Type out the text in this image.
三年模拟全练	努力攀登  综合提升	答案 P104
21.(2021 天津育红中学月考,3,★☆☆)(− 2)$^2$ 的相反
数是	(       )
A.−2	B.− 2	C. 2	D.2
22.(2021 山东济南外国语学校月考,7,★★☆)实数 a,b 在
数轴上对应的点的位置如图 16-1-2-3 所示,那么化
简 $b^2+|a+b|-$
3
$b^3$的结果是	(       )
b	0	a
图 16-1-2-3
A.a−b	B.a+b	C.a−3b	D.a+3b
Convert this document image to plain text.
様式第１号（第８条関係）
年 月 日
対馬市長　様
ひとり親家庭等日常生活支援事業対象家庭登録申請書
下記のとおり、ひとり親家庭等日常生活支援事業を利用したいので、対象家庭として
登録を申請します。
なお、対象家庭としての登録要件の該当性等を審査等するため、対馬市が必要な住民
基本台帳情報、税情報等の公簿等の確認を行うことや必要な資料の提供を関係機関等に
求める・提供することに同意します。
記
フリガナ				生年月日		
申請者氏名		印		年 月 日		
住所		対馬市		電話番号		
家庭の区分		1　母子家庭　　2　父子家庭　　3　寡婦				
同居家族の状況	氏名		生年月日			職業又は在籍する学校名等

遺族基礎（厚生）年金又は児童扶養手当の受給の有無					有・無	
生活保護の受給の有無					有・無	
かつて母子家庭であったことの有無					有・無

* * * *

### PROMPT
Of the lines in the listing above, how many hold the string "text"? Reply with the number only.

### RESULT
2